What to work on
State the number of lines, and only that number, in which the word "Мураєв" appears.

Record set

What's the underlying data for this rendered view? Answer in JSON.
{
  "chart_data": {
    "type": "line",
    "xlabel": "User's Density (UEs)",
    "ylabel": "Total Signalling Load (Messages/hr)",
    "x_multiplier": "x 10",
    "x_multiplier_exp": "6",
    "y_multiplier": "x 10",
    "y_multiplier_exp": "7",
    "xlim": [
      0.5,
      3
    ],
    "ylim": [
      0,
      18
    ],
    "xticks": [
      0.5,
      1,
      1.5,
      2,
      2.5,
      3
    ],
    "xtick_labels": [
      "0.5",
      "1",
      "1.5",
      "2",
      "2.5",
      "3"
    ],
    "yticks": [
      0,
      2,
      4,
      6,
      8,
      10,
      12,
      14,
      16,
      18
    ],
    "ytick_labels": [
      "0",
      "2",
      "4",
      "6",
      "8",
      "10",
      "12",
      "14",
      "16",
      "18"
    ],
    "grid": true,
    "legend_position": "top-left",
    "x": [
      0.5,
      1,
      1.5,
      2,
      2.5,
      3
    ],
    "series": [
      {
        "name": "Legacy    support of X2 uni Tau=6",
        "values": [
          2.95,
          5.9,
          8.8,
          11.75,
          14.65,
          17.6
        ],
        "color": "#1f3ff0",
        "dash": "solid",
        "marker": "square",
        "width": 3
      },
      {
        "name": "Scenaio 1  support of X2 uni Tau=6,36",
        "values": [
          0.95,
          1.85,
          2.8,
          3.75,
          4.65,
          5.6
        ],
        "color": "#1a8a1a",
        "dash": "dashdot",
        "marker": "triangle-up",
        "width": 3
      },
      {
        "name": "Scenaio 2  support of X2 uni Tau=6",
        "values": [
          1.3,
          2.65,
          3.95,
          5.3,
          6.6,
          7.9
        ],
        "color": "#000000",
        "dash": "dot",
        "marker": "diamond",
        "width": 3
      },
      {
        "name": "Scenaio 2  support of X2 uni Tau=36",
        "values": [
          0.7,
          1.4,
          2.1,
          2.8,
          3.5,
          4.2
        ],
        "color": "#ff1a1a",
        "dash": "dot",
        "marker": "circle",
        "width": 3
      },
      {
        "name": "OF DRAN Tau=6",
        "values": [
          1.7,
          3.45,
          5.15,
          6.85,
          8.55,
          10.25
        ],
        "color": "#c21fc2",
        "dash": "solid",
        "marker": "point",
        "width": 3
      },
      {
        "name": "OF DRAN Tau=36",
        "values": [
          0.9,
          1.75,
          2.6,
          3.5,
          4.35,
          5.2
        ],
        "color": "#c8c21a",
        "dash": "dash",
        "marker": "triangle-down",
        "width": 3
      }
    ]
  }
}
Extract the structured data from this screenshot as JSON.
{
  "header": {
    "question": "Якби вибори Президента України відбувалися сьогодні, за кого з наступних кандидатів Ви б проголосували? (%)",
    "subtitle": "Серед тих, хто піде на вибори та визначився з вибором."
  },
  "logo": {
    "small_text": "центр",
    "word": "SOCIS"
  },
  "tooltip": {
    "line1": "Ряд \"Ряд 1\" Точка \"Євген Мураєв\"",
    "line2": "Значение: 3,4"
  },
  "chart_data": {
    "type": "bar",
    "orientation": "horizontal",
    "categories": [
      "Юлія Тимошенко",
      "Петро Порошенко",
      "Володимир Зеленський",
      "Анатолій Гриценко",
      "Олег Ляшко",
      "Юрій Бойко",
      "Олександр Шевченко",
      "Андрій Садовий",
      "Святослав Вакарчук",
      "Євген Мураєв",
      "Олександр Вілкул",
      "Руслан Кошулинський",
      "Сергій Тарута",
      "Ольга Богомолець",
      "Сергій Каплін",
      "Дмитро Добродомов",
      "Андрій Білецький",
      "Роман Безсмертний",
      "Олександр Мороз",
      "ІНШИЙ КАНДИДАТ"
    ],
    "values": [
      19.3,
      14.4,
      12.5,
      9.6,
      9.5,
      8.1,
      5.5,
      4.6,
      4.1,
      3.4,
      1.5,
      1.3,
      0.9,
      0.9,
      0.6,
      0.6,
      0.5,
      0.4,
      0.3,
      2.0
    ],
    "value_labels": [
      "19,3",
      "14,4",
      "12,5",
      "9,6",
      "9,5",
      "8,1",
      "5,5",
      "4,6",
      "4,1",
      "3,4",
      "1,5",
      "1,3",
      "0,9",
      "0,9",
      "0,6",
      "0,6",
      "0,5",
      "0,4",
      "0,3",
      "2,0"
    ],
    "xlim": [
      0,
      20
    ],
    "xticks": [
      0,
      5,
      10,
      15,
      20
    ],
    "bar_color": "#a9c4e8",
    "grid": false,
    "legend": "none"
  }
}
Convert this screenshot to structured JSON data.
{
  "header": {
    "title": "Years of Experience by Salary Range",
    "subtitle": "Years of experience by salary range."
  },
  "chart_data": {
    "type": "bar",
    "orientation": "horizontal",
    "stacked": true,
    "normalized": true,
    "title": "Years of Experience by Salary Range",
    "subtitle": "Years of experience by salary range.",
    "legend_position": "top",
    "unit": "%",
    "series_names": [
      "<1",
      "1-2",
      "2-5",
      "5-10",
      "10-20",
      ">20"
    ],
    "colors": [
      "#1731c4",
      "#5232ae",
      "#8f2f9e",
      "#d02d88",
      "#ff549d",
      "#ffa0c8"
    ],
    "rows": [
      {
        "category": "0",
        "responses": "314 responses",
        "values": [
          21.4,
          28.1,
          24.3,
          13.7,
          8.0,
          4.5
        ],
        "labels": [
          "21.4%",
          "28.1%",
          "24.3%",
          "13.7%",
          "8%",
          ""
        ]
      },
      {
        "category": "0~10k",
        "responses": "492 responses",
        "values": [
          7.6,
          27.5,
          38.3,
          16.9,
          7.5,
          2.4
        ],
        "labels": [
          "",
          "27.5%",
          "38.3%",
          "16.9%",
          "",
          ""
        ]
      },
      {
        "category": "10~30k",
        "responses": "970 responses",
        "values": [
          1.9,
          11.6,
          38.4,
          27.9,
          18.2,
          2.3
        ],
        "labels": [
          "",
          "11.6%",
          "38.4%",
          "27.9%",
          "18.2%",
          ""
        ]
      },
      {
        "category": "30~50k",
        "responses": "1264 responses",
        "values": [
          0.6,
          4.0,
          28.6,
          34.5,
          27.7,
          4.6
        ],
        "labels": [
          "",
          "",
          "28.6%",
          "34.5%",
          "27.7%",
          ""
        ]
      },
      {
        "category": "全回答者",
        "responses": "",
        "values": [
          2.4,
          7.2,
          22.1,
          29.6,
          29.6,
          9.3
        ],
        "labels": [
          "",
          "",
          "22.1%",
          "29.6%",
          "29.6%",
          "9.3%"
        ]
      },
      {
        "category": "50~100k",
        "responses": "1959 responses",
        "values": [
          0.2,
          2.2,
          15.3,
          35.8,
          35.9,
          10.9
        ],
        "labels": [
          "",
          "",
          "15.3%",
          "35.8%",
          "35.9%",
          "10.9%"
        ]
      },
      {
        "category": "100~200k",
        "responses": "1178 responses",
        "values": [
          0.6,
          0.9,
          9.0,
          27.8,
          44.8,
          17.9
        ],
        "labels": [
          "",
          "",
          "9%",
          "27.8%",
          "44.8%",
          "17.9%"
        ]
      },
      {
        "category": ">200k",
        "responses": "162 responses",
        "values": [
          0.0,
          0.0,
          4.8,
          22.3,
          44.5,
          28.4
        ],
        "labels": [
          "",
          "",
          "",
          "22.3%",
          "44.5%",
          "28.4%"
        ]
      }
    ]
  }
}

Answer to the exercise
2